↓

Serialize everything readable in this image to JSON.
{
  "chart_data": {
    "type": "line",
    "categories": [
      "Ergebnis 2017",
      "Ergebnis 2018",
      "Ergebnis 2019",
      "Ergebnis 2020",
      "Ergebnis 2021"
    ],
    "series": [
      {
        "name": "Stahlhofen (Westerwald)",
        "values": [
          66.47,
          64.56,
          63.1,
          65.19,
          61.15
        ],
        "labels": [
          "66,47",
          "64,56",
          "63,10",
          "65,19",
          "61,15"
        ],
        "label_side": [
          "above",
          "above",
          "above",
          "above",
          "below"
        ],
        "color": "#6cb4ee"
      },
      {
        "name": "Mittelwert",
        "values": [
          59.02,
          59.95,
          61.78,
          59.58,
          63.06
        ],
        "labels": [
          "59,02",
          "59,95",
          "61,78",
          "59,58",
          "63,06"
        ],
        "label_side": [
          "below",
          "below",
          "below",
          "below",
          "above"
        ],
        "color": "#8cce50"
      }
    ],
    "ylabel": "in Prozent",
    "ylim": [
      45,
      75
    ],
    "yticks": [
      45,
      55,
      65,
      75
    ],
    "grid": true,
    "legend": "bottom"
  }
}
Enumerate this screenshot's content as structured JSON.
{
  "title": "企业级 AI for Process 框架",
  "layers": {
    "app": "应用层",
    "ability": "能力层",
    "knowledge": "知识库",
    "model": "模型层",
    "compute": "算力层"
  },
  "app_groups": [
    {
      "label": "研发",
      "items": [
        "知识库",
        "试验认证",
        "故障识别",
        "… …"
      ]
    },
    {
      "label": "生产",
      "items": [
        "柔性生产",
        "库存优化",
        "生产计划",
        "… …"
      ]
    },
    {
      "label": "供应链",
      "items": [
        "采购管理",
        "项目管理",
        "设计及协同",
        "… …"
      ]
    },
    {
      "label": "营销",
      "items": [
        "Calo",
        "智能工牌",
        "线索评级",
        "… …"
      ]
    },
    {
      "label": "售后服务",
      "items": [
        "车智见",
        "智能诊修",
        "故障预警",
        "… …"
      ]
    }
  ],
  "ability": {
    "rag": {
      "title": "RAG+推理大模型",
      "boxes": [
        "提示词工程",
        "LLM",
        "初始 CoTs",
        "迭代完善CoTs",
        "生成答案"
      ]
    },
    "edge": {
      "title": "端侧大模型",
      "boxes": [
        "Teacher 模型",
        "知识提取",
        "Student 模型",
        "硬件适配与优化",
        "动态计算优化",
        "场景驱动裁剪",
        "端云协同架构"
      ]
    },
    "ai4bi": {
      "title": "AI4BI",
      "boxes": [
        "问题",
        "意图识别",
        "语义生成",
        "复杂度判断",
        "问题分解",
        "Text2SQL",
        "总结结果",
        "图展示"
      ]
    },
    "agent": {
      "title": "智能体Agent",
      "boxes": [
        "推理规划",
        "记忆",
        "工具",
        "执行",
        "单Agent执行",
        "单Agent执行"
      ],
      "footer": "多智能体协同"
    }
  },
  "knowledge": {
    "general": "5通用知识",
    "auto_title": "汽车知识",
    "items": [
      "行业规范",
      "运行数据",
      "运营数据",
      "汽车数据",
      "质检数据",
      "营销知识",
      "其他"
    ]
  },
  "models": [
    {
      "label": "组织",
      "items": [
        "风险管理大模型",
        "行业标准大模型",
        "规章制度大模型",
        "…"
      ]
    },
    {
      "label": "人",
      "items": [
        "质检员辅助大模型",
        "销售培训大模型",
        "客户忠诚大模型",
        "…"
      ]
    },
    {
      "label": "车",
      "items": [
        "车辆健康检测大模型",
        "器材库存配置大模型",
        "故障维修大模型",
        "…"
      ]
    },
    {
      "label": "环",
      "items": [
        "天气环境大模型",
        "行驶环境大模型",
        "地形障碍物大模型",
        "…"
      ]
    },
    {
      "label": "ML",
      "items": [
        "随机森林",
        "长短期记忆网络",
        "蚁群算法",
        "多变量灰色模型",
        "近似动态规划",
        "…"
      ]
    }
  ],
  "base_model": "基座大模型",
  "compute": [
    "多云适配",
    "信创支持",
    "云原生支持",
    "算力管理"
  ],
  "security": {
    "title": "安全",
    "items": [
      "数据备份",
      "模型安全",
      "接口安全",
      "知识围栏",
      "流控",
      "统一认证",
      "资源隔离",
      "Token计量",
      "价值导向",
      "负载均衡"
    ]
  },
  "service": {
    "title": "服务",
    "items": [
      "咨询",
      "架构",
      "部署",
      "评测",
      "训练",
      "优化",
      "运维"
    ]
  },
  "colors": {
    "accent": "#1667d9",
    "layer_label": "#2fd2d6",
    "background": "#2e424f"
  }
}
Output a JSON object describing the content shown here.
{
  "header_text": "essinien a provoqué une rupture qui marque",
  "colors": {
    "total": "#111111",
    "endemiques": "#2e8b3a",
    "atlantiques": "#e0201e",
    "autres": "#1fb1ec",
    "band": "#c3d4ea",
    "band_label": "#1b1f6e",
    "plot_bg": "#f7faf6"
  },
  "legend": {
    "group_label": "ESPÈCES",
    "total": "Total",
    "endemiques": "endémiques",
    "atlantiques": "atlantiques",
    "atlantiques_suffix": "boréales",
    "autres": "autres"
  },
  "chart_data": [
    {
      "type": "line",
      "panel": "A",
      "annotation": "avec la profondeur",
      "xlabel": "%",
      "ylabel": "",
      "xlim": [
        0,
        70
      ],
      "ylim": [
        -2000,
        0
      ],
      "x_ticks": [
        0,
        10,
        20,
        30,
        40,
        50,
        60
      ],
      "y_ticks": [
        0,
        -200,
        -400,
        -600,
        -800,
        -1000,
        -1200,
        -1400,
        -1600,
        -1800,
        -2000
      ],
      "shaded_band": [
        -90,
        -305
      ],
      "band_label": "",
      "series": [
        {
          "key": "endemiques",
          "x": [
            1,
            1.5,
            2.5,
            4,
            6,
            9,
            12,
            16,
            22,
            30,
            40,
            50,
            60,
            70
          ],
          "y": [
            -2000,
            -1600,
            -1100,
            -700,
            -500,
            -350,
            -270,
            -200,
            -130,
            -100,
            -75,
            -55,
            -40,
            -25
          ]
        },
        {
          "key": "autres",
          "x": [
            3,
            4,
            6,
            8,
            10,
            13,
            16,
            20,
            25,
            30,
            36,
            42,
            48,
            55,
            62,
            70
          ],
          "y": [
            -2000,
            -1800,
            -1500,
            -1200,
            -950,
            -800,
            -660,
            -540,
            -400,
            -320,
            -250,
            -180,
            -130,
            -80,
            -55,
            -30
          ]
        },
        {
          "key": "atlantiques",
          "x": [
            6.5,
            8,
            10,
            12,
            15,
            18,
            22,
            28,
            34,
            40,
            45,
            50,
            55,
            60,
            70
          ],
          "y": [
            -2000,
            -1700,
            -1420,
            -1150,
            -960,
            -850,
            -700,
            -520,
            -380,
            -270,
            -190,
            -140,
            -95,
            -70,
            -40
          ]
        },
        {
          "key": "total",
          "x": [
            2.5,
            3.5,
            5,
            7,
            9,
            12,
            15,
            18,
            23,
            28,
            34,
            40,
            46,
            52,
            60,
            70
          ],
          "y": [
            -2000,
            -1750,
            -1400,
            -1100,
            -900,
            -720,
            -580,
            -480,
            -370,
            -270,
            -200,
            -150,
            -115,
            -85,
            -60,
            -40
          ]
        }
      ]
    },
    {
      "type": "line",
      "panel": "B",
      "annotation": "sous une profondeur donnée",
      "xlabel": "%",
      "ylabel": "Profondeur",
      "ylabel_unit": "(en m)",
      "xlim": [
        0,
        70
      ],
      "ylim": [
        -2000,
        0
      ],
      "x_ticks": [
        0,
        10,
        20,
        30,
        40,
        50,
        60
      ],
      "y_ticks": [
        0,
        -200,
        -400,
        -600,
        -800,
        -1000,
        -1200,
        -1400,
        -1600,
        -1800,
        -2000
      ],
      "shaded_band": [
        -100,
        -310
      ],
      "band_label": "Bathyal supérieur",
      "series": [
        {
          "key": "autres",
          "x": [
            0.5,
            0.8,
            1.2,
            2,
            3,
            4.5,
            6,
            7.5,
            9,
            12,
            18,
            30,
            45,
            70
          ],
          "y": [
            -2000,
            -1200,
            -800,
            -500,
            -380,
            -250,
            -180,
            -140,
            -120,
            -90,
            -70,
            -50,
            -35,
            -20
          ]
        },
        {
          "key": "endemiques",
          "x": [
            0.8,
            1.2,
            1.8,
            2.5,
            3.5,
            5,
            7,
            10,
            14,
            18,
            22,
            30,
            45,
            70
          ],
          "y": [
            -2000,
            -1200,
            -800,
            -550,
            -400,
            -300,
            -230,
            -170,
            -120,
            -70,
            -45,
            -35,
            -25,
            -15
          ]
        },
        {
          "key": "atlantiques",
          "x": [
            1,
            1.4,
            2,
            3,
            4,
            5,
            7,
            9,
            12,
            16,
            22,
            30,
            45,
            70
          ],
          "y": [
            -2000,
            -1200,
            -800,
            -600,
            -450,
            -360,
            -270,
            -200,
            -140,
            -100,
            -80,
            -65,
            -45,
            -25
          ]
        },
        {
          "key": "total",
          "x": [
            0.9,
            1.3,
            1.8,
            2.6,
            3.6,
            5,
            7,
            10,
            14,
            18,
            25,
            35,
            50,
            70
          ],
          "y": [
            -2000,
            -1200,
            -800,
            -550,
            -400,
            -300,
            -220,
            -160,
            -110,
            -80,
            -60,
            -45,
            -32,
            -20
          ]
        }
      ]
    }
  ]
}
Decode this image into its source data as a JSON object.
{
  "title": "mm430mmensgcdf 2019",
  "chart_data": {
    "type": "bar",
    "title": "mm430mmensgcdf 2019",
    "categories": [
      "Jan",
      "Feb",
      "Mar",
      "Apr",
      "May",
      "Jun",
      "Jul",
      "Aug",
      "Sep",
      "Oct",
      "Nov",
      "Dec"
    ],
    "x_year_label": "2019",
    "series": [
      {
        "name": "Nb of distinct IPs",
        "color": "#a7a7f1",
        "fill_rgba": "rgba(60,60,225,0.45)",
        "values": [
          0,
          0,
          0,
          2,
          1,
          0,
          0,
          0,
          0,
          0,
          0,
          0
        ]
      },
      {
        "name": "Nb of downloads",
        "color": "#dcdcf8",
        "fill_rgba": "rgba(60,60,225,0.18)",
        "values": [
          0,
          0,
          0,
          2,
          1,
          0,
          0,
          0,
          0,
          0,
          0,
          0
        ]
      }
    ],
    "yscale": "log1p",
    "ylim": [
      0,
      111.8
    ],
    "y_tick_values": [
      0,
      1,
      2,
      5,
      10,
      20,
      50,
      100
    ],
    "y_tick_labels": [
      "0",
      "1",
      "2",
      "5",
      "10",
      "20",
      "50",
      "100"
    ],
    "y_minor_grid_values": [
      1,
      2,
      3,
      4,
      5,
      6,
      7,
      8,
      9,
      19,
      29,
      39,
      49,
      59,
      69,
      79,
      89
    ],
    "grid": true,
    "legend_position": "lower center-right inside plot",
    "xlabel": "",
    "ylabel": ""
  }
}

↑

## Written problem
Go through the entries and return each line where the word "JSON" appears.

## Answer to the exercise
Serialize everything readable in this image to JSON.
Enumerate this screenshot's content as structured JSON.
Output a JSON object describing the content shown here.
Decode this image into its source data as a JSON object.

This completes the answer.